┌─ Extracted material

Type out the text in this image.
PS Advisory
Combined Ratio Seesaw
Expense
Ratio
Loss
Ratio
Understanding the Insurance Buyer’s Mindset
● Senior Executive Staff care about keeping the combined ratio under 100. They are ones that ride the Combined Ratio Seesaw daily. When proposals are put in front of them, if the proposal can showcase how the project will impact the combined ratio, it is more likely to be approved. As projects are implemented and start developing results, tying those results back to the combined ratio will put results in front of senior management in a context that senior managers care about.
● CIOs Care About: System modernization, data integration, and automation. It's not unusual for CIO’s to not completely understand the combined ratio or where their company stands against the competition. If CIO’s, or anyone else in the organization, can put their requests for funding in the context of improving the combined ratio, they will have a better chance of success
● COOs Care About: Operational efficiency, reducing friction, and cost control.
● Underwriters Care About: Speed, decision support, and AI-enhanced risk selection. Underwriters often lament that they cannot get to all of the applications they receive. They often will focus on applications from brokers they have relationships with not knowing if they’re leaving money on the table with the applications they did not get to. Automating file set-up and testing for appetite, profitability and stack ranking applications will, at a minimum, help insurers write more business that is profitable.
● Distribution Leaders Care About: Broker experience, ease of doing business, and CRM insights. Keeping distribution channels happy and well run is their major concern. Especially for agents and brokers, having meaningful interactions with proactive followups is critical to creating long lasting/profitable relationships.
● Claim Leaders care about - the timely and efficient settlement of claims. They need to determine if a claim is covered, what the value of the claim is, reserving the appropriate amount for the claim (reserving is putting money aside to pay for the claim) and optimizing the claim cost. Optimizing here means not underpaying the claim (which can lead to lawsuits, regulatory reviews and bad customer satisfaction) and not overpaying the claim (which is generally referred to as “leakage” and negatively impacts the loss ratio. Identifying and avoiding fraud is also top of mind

└─
┌─ Extracted material

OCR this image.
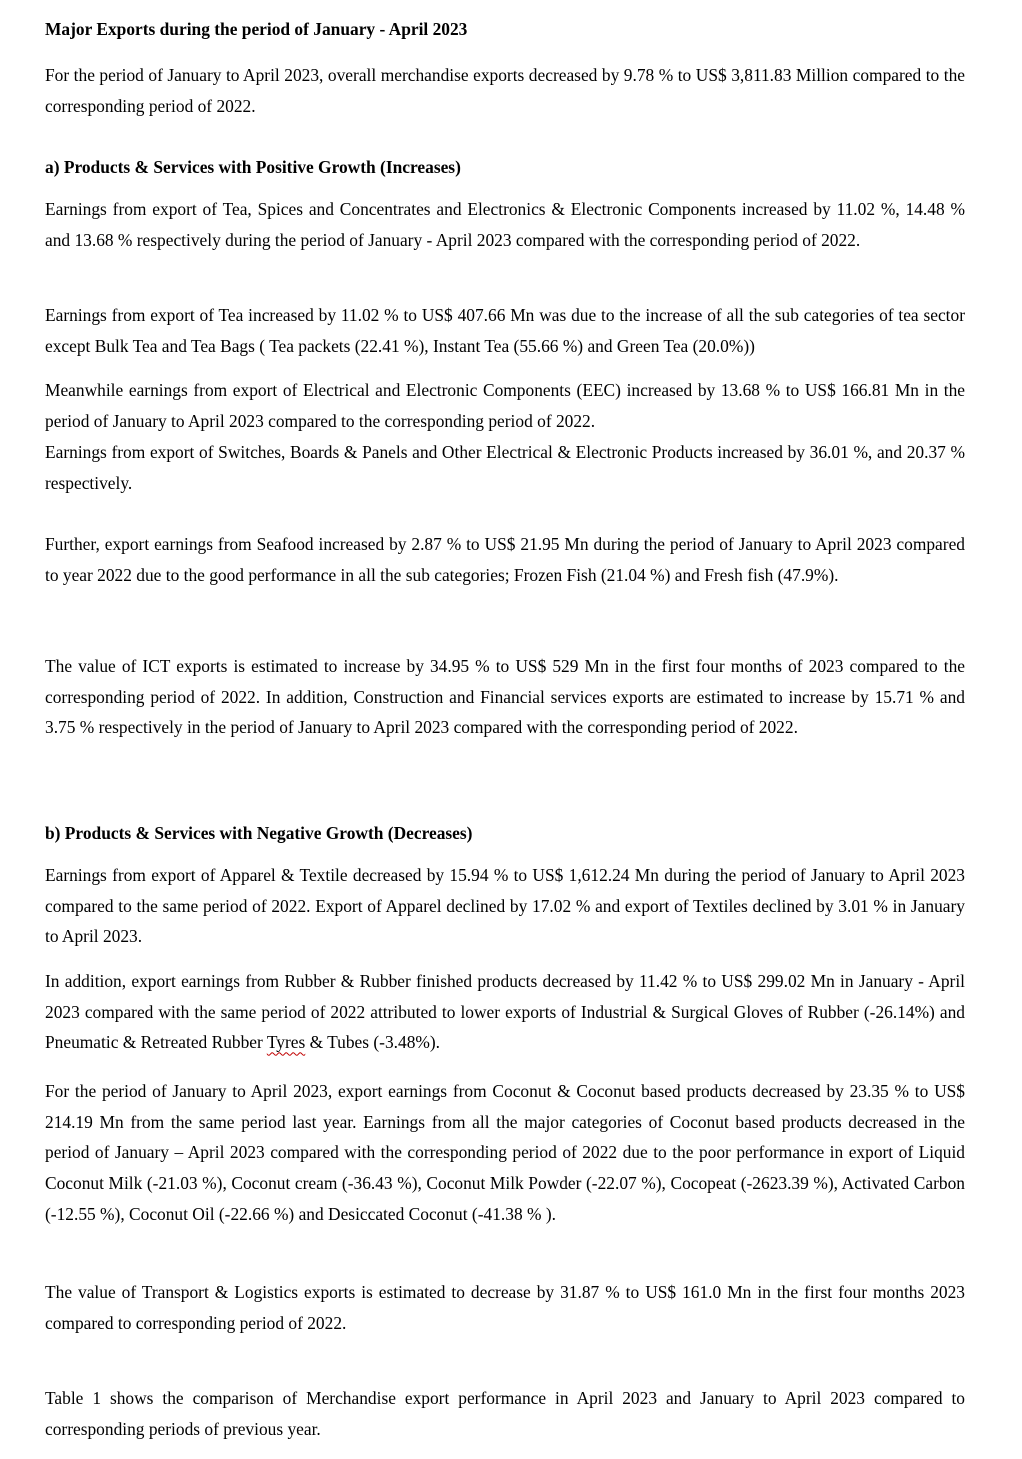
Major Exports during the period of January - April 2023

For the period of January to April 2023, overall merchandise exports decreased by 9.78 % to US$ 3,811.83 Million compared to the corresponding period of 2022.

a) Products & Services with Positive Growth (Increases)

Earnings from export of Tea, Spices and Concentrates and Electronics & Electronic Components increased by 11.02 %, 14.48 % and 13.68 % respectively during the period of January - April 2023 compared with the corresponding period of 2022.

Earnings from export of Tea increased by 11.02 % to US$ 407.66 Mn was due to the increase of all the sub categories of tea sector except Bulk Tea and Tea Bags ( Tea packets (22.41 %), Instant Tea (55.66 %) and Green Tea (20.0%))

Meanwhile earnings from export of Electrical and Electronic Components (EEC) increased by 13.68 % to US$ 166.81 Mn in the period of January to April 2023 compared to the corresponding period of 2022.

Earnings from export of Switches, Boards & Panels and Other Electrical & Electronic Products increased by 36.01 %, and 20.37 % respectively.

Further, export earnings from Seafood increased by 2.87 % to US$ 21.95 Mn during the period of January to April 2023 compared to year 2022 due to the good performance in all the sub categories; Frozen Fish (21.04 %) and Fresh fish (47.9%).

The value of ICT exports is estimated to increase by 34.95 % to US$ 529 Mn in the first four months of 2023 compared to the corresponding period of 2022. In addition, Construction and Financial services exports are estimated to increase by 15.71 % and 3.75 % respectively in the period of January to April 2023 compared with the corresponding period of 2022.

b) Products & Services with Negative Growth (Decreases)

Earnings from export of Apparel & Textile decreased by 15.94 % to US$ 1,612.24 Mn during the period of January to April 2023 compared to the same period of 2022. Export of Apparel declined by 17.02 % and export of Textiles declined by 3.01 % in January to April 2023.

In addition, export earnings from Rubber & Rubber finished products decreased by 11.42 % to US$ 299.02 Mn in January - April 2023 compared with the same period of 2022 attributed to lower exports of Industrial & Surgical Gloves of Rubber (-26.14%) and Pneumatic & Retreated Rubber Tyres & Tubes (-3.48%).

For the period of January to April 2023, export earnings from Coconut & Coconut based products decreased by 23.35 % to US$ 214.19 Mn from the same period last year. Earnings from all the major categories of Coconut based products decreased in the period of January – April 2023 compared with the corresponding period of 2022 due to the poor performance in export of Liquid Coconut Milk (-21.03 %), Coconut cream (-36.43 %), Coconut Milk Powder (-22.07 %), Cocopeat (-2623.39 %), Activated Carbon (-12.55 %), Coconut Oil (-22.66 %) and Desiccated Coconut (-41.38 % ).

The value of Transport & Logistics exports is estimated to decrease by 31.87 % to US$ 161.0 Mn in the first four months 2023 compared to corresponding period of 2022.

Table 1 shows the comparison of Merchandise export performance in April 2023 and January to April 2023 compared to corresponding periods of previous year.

└─
┌─ Extracted material

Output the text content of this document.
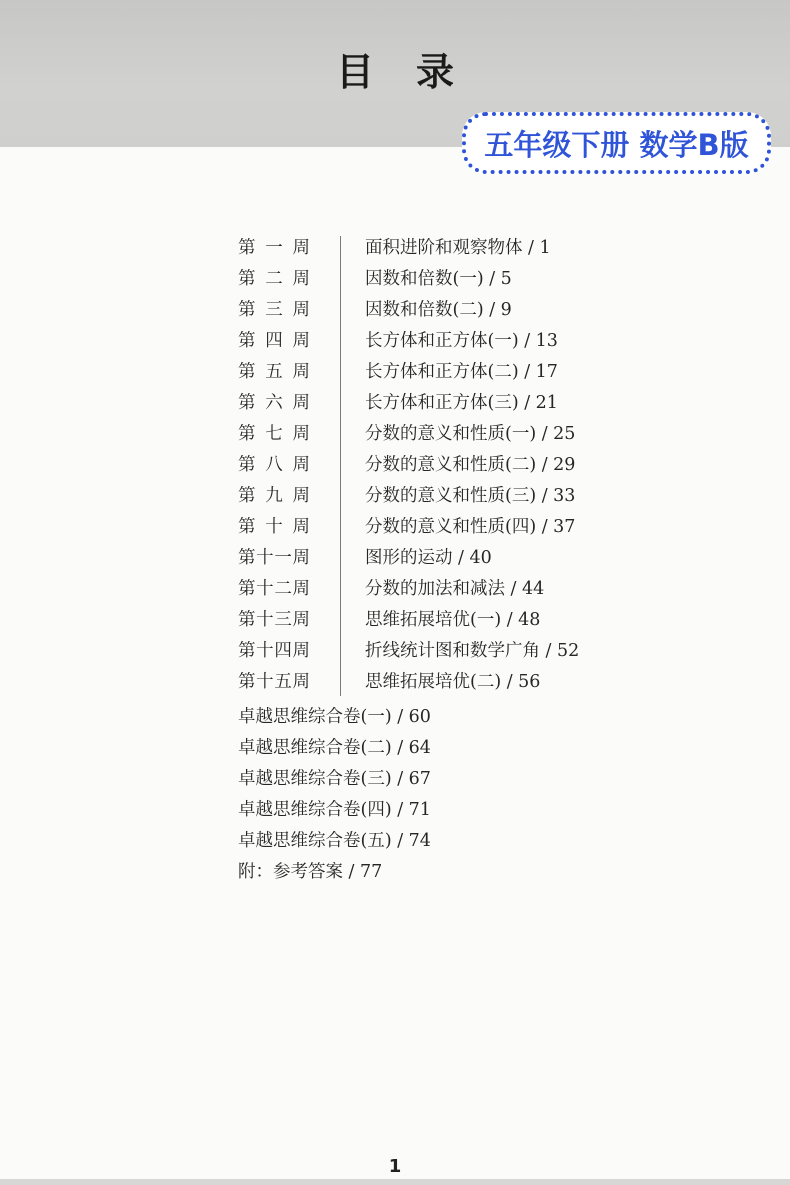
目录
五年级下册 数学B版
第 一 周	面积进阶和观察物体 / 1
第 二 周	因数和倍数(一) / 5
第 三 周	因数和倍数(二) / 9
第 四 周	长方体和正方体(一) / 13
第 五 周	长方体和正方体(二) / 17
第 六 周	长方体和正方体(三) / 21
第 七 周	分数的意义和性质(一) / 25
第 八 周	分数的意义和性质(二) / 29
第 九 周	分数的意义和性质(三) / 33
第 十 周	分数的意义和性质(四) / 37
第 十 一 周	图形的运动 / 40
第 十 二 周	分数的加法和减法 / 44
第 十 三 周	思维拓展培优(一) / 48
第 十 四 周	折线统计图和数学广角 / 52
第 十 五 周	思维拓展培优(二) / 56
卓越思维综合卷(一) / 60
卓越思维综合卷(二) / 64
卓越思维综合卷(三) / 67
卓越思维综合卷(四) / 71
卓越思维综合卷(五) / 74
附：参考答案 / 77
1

└─

## Written exercise
From the listing, copy every line where the string "will" appears.

## Expected answer
● Senior Executive Staff care about keeping the combined ratio under 100. They are ones that ride the Combined Ratio Seesaw daily. When proposals are put in front of them, if the proposal can showcase how the project will impact the combined ratio, it is more likely to be approved. As projects are implemented and start developing results, tying those results back to the combined ratio will put results in front of senior management in a context that senior managers care about.
● CIOs Care About: System modernization, data integration, and automation. It's not unusual for CIO’s to not completely understand the combined ratio or where their company stands against the competition. If CIO’s, or anyone else in the organization, can put their requests for funding in the context of improving the combined ratio, they will have a better chance of success
● Underwriters Care About: Speed, decision support, and AI-enhanced risk selection. Underwriters often lament that they cannot get to all of the applications they receive. They often will focus on applications from brokers they have relationships with not knowing if they’re leaving money on the table with the applications they did not get to. Automating file set-up and testing for appetite, profitability and stack ranking applications will, at a minimum, help insurers write more business that is profitable.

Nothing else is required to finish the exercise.